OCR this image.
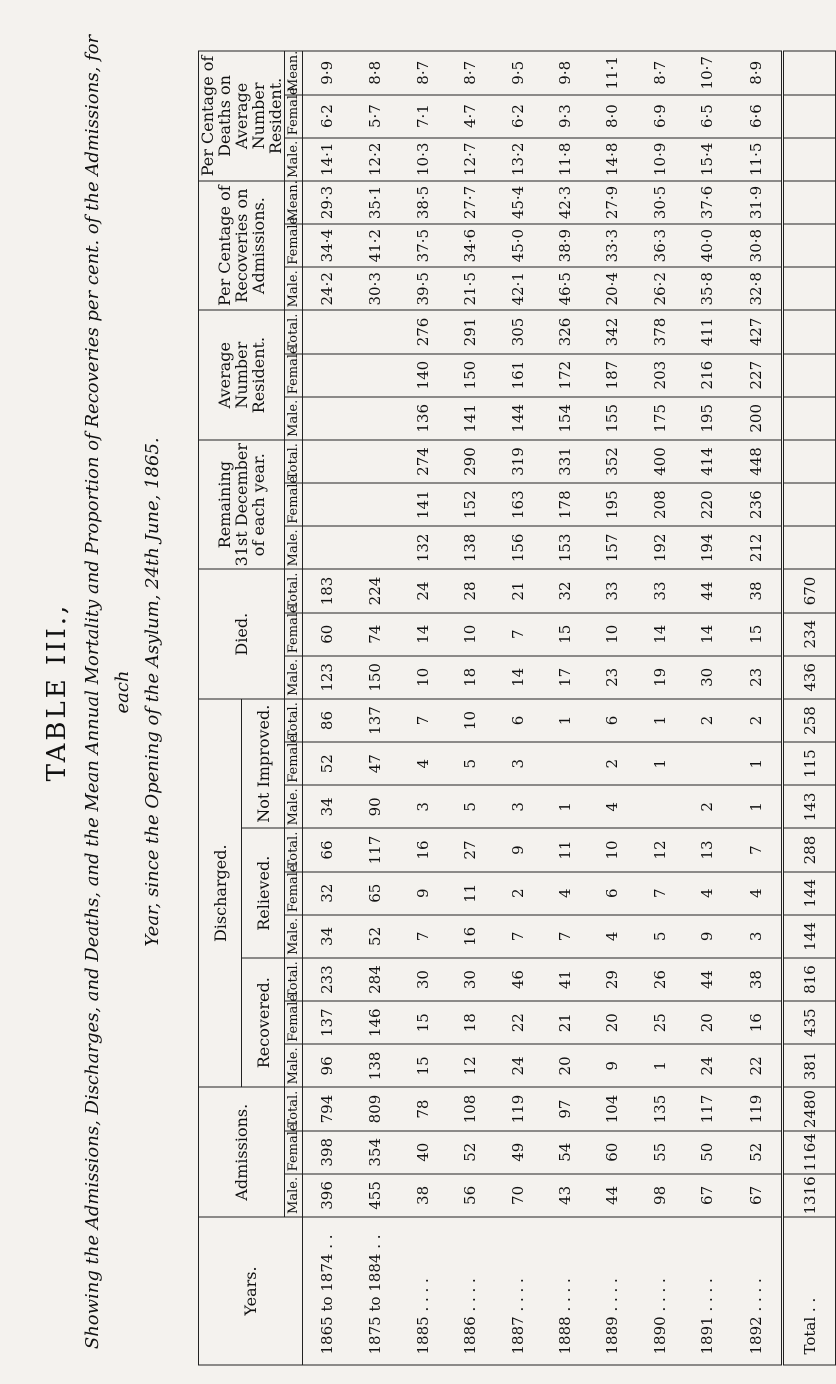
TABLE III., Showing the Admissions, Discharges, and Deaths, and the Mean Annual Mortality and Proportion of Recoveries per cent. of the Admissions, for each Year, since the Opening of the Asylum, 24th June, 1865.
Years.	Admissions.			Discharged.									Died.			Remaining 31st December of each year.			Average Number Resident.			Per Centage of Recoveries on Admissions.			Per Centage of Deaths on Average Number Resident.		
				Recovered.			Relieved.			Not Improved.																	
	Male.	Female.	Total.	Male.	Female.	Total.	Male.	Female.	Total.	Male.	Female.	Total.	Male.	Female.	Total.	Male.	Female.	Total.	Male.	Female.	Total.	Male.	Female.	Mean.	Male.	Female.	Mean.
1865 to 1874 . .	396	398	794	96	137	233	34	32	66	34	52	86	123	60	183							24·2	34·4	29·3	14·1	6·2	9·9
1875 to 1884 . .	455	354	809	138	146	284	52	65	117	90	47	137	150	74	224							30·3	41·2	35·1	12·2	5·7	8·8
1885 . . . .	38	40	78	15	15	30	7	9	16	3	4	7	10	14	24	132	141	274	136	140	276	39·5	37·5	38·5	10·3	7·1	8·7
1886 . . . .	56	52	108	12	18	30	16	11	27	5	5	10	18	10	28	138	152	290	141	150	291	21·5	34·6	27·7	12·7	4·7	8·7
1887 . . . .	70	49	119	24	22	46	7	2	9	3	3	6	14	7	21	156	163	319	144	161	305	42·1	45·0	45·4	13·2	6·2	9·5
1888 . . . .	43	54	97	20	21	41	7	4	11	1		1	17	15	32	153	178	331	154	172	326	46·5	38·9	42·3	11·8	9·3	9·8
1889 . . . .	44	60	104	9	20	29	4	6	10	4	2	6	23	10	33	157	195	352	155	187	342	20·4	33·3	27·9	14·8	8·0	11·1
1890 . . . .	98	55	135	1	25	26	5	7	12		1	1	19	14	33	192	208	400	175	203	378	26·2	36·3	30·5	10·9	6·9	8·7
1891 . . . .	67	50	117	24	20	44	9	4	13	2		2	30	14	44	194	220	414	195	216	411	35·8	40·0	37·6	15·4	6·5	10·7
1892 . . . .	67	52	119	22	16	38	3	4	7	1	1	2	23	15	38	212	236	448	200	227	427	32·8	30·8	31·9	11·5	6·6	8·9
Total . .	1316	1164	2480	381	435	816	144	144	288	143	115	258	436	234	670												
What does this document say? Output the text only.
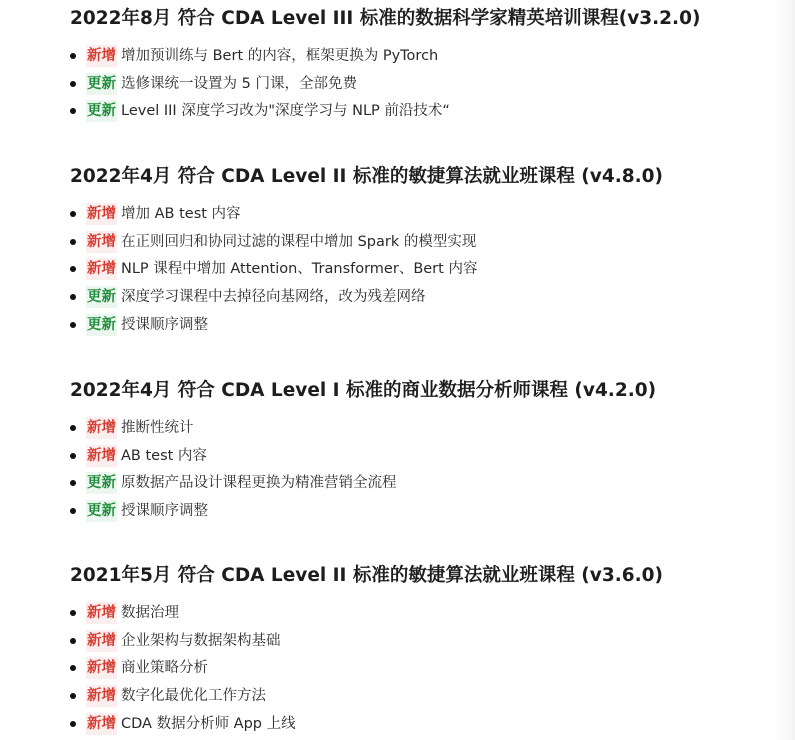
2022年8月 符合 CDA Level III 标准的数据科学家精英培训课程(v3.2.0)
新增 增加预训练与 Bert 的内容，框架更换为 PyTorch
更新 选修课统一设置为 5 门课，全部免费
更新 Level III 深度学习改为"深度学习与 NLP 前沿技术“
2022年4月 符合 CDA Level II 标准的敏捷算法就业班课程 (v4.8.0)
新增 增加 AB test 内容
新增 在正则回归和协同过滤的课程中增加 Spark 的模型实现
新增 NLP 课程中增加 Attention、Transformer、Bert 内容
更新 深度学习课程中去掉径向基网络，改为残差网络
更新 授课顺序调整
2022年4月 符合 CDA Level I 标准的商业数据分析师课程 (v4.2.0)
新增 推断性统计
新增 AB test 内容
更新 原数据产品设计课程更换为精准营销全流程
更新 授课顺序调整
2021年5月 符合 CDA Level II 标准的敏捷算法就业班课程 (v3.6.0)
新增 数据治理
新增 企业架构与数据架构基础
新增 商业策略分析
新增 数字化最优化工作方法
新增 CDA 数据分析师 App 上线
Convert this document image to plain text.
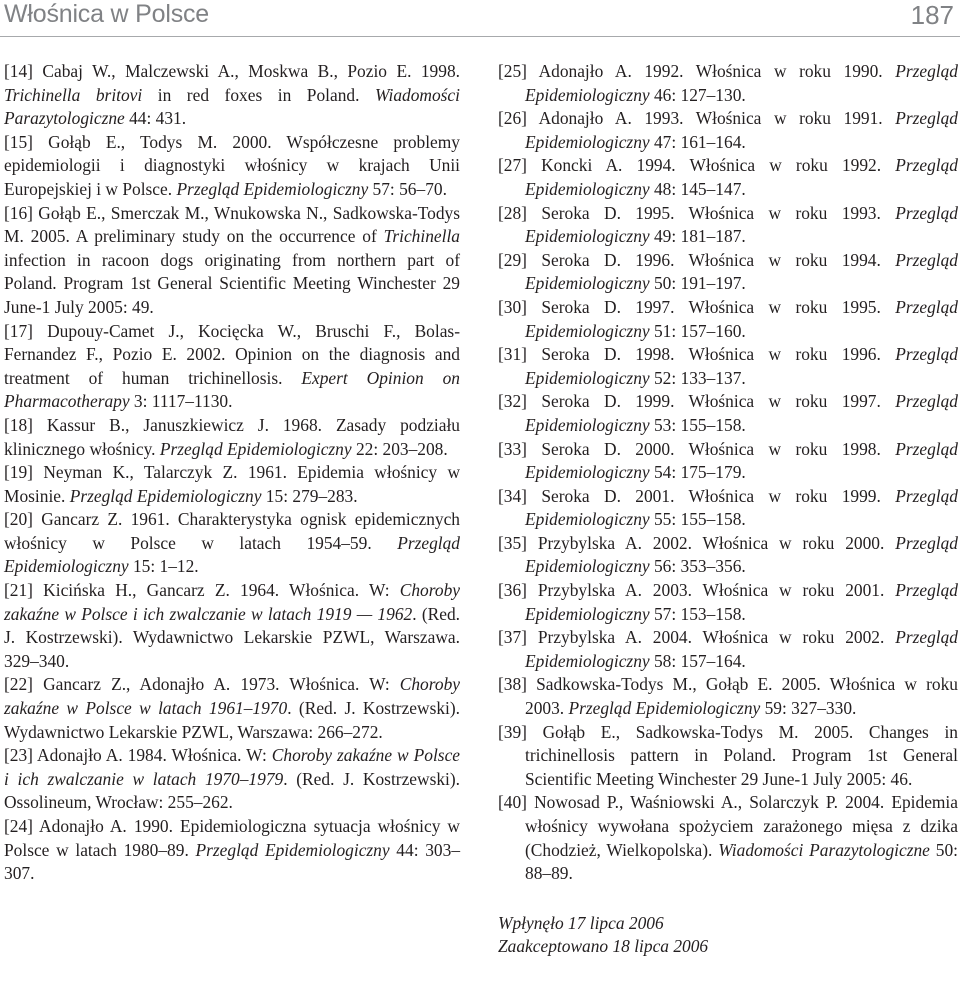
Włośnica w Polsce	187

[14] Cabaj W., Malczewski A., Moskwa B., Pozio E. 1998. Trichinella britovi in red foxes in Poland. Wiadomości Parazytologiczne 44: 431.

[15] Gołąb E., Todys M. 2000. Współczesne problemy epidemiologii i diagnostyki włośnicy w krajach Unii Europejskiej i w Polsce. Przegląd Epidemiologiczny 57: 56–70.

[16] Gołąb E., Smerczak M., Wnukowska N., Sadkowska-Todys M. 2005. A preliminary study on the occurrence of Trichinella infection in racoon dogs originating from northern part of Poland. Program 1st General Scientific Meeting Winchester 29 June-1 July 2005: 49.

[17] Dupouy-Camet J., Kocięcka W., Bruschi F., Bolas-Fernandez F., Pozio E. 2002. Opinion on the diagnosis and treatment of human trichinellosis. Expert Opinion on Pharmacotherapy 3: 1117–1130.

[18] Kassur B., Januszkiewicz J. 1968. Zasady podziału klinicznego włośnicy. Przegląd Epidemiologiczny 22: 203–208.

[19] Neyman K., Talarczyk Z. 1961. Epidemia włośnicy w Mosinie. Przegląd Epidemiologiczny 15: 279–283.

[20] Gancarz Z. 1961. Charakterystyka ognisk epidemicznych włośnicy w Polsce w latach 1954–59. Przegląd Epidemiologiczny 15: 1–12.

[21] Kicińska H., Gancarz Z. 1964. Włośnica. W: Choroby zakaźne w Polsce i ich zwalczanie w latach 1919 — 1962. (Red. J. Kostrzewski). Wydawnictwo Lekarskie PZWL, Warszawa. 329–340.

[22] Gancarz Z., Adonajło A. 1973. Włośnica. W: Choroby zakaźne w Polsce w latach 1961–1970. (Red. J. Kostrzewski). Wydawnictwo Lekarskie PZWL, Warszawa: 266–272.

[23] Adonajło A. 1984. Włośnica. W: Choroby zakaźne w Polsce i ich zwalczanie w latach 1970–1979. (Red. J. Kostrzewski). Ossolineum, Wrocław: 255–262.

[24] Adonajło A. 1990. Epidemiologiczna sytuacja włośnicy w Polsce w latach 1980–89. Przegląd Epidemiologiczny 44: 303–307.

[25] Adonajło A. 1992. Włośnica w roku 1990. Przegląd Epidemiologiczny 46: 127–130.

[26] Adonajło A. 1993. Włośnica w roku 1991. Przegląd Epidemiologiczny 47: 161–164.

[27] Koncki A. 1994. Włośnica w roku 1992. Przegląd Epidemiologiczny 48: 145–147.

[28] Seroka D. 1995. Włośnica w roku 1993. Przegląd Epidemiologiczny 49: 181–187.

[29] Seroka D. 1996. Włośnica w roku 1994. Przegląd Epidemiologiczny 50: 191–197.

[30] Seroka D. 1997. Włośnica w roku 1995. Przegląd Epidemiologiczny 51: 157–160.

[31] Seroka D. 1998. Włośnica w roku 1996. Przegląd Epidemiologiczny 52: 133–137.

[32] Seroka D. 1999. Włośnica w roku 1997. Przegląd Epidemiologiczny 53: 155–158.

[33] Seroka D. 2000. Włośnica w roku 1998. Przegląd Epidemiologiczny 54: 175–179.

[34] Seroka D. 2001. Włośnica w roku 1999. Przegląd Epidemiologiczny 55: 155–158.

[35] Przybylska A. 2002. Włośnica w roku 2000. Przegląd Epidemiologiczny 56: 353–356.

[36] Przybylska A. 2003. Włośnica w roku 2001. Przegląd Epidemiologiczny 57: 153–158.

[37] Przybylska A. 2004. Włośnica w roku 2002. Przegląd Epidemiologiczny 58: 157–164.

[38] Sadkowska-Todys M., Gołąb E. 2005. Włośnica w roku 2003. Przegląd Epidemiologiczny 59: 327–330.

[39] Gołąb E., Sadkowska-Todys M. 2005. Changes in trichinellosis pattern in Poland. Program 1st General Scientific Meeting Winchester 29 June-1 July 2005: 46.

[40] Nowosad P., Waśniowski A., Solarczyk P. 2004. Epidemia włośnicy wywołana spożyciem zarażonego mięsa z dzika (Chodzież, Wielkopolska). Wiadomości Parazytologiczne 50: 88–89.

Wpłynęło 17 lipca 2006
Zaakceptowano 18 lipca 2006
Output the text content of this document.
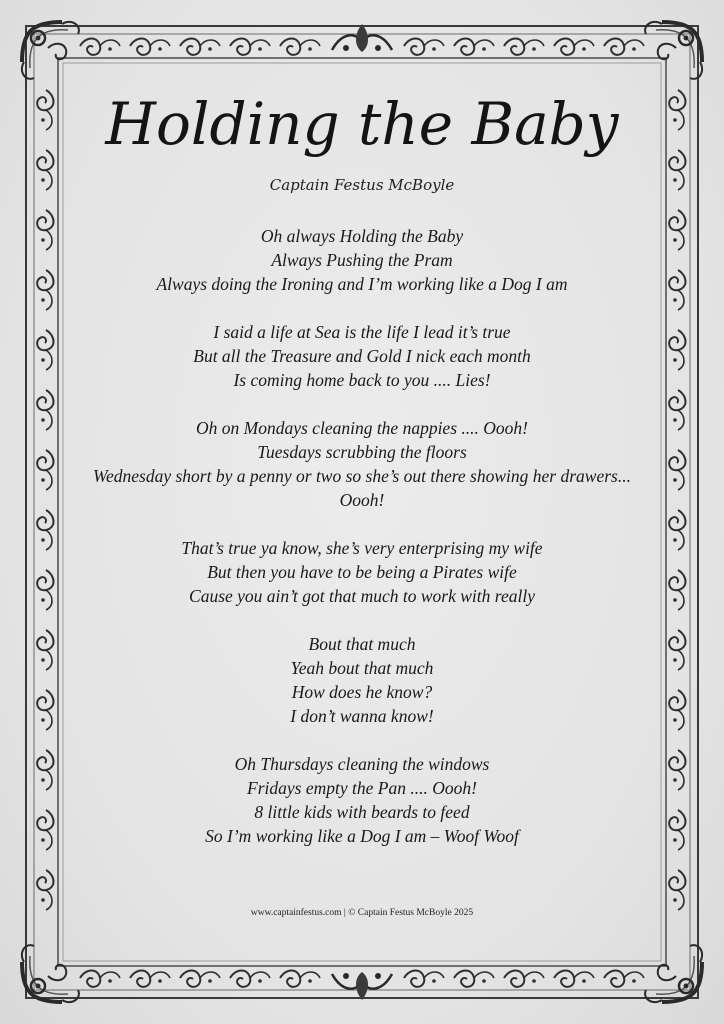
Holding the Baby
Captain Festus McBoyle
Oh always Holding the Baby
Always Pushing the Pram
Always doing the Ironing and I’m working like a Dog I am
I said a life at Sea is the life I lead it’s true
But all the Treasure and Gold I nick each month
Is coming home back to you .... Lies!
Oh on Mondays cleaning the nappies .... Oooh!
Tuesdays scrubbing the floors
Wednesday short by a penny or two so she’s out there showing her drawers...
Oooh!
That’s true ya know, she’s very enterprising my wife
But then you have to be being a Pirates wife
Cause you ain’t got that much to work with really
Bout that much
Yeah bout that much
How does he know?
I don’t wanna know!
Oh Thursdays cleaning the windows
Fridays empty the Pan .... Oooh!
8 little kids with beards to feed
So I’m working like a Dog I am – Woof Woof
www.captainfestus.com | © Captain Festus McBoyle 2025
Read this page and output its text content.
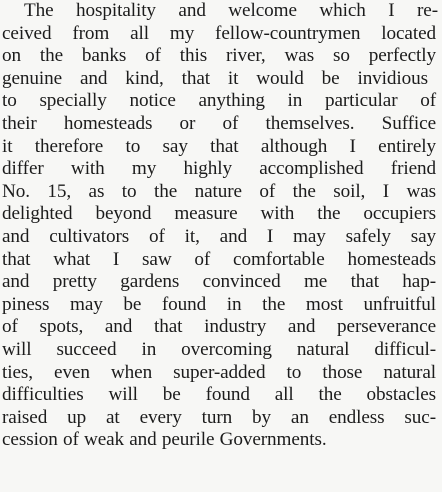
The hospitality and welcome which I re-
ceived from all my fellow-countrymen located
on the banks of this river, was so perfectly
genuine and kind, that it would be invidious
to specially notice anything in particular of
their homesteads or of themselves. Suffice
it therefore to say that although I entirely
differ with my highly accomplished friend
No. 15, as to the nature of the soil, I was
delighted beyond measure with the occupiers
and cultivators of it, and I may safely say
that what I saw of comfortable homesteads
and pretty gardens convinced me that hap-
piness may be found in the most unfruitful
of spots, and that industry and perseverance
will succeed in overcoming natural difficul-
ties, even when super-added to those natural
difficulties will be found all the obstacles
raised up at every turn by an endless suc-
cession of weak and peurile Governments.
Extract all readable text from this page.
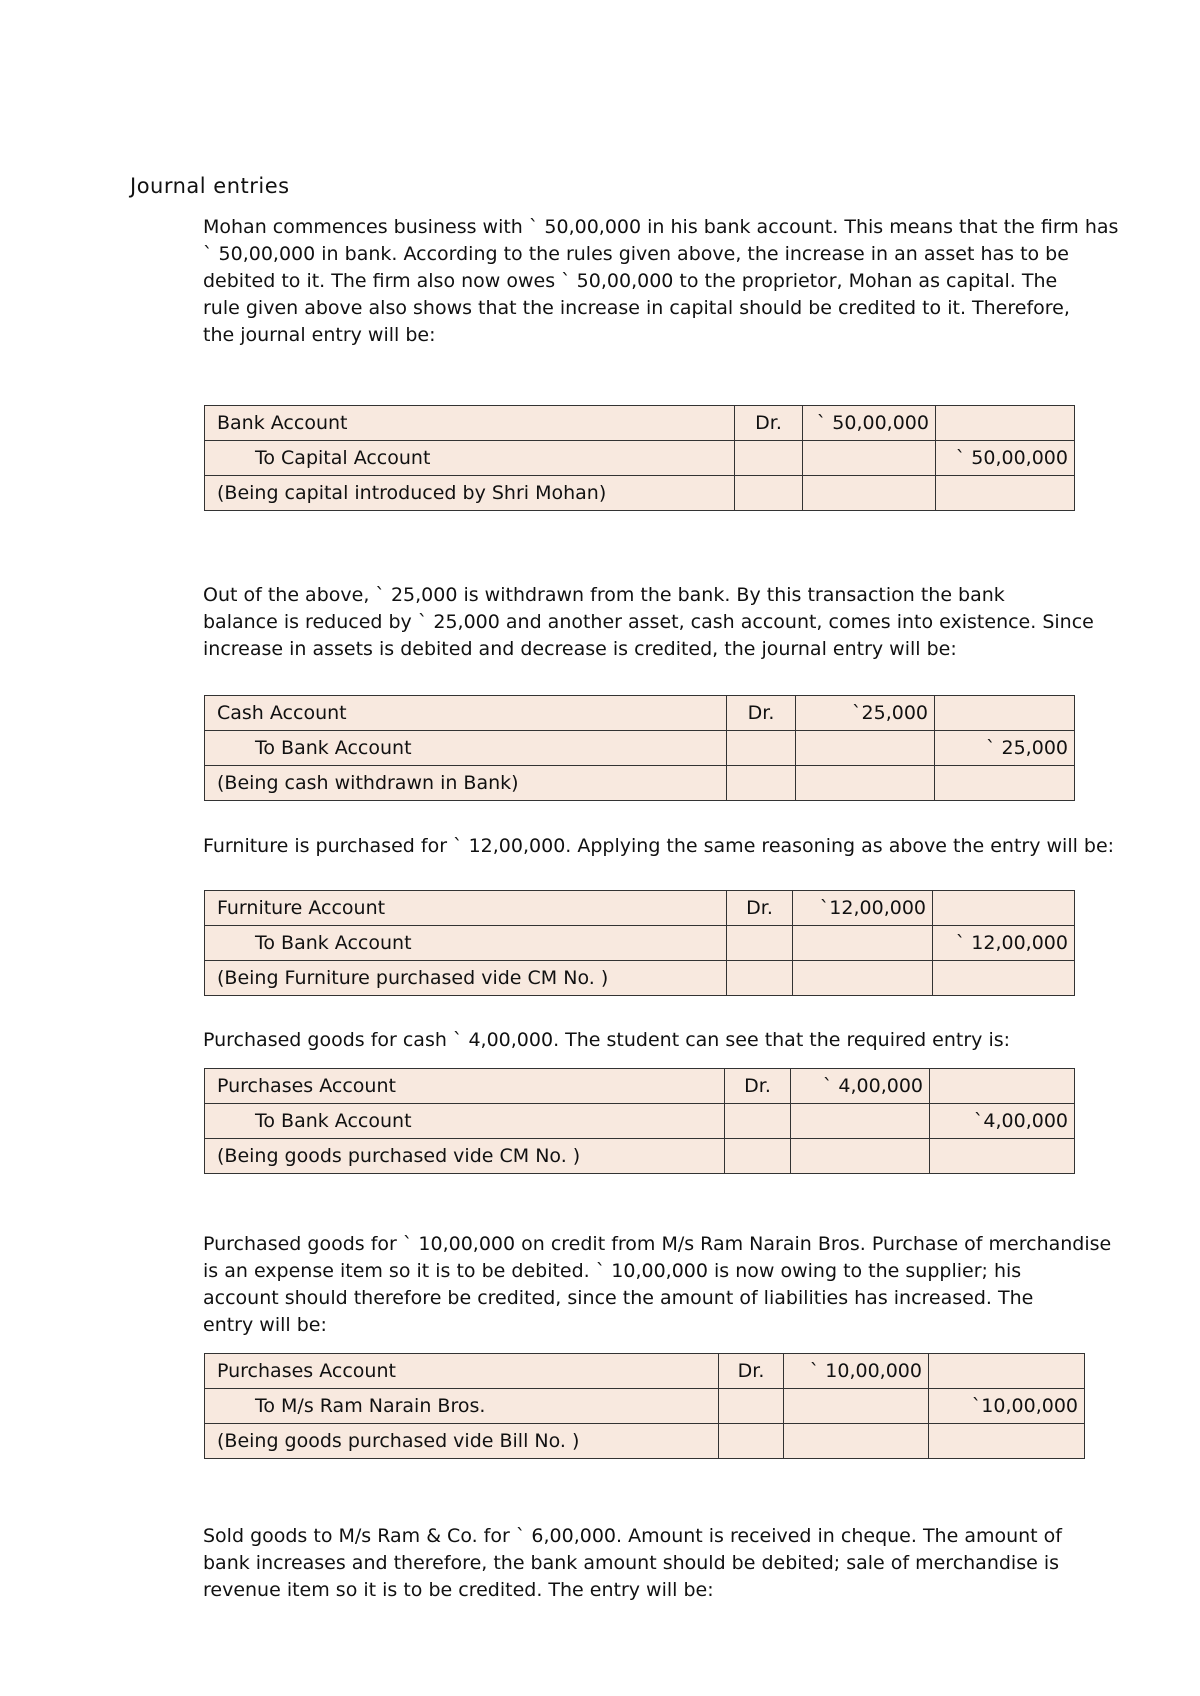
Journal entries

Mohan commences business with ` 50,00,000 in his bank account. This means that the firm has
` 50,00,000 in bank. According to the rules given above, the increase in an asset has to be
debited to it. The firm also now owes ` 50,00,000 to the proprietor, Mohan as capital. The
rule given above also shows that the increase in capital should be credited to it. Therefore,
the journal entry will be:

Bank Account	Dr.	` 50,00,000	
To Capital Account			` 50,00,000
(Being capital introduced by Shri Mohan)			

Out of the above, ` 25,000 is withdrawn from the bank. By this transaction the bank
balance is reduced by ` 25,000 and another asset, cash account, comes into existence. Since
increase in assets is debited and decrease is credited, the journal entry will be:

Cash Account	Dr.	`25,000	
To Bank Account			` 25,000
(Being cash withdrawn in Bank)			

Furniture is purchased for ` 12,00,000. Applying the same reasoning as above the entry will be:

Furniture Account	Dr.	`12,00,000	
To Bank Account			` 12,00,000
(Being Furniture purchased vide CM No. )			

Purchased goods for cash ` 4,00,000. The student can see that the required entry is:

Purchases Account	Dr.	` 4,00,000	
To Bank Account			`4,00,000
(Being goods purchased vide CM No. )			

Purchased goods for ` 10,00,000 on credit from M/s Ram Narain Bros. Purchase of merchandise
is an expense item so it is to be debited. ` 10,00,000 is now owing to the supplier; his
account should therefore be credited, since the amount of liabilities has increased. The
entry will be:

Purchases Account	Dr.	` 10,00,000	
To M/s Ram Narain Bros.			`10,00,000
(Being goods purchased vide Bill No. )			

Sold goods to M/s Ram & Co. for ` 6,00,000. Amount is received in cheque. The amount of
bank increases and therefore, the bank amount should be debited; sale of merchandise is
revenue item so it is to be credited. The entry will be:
□ □ □ □ □
### Instructions for the task:
State the number of lines in the records that contain the string "Oooh", and nothing more.

### Expected answer:
3